→ Instruction: Search the material for the string "zones", then return every line where it is found.

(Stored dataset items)
+===+
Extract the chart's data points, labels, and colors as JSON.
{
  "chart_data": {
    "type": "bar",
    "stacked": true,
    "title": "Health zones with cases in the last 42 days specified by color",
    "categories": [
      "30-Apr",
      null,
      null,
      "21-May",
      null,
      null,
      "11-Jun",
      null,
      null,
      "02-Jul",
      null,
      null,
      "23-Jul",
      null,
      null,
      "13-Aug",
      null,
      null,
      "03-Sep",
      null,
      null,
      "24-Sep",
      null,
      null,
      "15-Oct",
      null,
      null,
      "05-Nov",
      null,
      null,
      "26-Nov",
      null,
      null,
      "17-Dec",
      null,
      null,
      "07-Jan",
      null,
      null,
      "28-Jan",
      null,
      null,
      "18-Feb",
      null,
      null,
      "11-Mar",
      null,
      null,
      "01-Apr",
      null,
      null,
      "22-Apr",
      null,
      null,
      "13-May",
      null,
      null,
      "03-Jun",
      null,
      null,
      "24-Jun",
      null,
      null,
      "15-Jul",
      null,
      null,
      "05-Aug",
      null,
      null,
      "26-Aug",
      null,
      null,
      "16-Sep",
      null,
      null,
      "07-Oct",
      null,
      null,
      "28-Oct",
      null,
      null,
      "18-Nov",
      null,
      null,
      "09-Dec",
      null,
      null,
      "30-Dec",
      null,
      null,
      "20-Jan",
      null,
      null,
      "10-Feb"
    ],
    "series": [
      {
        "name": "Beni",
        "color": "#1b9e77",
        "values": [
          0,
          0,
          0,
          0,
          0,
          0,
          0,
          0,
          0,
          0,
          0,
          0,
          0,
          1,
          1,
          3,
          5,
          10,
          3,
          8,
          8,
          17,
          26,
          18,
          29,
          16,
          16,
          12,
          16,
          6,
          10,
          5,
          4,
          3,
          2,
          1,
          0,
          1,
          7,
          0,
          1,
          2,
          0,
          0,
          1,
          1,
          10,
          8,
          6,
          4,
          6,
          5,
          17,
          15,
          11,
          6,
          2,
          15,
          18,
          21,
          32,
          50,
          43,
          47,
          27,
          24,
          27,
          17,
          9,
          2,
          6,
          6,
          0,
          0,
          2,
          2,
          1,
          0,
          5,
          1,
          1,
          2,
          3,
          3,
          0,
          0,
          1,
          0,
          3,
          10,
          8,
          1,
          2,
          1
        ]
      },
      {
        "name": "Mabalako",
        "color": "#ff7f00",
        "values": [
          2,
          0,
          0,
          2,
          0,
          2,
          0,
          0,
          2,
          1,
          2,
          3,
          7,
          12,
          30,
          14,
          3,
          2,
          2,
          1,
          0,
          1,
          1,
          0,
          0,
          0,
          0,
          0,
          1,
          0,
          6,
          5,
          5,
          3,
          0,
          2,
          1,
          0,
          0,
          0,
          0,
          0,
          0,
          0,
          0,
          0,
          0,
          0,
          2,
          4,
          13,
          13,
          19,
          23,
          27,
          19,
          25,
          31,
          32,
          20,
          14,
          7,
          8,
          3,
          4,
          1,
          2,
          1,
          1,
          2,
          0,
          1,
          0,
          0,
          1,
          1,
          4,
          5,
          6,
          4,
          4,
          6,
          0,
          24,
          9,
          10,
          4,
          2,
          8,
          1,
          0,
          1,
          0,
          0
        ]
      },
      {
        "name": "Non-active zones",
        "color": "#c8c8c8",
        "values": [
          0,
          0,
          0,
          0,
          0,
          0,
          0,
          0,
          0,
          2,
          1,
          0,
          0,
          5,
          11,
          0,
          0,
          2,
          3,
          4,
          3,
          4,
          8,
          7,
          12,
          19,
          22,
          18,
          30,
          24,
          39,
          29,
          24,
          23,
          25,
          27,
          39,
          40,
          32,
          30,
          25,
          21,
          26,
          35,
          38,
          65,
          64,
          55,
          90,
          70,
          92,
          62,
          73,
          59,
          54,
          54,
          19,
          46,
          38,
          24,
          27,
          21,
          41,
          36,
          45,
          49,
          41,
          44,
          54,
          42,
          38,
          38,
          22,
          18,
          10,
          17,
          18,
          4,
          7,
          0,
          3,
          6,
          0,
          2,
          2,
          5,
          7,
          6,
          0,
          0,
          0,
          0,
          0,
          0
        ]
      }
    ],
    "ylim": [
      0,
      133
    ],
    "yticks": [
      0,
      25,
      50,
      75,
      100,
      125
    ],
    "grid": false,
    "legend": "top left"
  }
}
+===+
→ Exercise result:
    "title": "Health zones with cases in the last 42 days specified by color",
        "name": "Non-active zones",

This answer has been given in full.